▸ **ENTRIES SUPPLIED**
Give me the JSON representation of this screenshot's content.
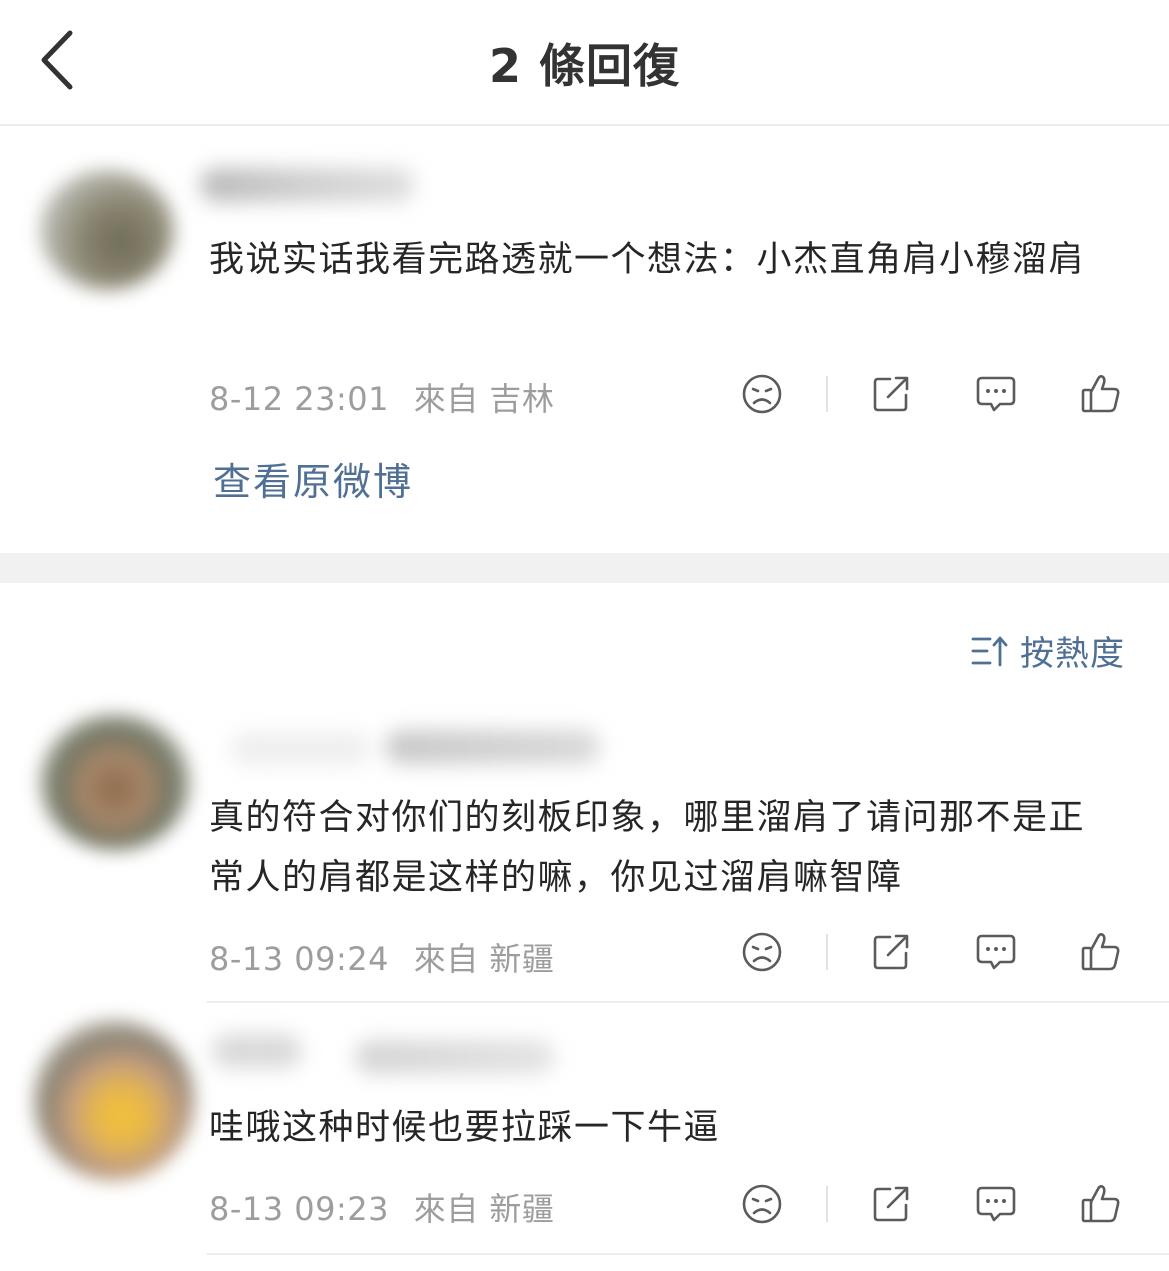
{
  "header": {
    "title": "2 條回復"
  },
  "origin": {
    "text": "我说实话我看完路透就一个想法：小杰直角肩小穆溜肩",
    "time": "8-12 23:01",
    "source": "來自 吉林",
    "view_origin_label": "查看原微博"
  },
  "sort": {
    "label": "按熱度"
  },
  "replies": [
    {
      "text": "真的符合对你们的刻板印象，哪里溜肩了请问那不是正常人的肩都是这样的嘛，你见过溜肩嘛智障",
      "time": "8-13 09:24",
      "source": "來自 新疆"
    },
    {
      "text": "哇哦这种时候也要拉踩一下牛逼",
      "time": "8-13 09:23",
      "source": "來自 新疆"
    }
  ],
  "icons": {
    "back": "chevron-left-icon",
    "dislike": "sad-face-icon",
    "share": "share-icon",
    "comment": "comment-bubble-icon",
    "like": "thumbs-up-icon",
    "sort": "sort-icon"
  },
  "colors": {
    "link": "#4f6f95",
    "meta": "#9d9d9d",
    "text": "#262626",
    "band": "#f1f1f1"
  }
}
--
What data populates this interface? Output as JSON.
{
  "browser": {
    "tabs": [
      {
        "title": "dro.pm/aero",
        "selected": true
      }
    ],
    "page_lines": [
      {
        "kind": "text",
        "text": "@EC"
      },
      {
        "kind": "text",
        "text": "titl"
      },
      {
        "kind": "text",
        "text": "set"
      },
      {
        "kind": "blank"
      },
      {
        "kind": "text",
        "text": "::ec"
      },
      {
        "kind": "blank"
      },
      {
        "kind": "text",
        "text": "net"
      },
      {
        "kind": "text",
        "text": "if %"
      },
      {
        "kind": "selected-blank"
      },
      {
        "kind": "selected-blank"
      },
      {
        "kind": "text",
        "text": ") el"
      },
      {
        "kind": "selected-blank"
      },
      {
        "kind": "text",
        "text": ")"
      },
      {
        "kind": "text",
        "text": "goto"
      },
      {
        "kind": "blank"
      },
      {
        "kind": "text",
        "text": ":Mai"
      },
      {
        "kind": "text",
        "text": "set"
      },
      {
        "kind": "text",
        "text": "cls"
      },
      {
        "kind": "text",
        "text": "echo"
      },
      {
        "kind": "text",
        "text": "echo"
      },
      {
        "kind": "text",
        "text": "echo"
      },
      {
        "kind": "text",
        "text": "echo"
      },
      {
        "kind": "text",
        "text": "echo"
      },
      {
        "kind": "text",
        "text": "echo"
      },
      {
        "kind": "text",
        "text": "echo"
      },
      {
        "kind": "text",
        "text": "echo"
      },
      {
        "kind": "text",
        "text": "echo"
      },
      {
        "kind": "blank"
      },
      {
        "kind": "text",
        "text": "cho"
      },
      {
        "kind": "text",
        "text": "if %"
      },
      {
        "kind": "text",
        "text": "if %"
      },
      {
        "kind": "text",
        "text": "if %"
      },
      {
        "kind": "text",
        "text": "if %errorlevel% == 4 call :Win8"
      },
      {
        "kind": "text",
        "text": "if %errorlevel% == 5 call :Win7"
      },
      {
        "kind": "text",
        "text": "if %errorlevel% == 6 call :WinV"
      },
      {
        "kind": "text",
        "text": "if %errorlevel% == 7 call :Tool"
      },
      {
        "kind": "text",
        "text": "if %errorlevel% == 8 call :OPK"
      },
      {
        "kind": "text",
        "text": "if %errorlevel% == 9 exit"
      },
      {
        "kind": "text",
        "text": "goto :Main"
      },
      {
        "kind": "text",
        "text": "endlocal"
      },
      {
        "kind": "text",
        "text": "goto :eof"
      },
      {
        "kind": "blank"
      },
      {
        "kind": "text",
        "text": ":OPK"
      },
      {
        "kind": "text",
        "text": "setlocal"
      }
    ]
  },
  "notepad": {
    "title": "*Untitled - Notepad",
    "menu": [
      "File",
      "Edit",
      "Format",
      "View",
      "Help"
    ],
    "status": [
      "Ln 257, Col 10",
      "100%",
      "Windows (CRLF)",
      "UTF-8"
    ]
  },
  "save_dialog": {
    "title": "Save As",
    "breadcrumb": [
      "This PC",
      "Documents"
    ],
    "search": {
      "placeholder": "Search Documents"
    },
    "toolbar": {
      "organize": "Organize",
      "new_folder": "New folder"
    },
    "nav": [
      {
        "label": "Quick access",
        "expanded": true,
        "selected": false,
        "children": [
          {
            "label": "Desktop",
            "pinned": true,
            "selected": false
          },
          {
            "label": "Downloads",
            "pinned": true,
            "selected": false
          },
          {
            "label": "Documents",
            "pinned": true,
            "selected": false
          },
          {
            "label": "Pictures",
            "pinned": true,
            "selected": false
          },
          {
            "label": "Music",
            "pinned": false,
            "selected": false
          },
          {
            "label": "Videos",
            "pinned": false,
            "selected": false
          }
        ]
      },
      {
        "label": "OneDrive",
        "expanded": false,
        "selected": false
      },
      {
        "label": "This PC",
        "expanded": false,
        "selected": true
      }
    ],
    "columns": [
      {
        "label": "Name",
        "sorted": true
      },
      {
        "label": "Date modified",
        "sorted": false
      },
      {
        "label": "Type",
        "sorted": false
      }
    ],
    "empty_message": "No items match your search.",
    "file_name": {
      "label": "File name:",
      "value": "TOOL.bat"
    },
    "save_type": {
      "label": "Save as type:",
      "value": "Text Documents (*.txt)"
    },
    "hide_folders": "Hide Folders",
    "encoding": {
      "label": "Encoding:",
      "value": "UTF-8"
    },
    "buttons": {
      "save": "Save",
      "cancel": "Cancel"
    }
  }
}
--
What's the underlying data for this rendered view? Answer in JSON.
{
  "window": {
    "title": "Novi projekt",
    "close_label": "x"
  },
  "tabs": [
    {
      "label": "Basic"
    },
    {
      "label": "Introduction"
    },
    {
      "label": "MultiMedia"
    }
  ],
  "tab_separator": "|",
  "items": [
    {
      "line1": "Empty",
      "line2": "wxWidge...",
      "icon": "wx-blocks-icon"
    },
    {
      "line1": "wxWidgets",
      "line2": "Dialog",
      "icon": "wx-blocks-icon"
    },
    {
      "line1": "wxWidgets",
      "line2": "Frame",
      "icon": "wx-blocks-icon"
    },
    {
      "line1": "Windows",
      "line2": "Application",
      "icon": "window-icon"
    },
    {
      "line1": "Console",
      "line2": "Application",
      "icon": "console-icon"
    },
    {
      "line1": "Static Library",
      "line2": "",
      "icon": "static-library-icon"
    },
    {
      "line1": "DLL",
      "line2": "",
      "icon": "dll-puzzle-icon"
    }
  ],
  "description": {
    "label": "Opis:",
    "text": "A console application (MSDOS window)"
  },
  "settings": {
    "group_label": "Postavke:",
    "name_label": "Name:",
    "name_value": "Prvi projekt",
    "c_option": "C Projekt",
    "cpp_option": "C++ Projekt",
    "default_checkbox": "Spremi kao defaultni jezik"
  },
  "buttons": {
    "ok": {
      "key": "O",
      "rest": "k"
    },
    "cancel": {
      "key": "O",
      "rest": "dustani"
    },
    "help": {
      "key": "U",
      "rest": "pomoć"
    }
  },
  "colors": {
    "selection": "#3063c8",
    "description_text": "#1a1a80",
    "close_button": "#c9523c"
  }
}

▸ **EXERCISE DESCRIPTION**
Find all the lines containing "goto" in the material, then copy them.

▸ **WRITTEN RESPONSE**
        "text": "goto"
        "text": "goto :Main"
        "text": "goto :eof"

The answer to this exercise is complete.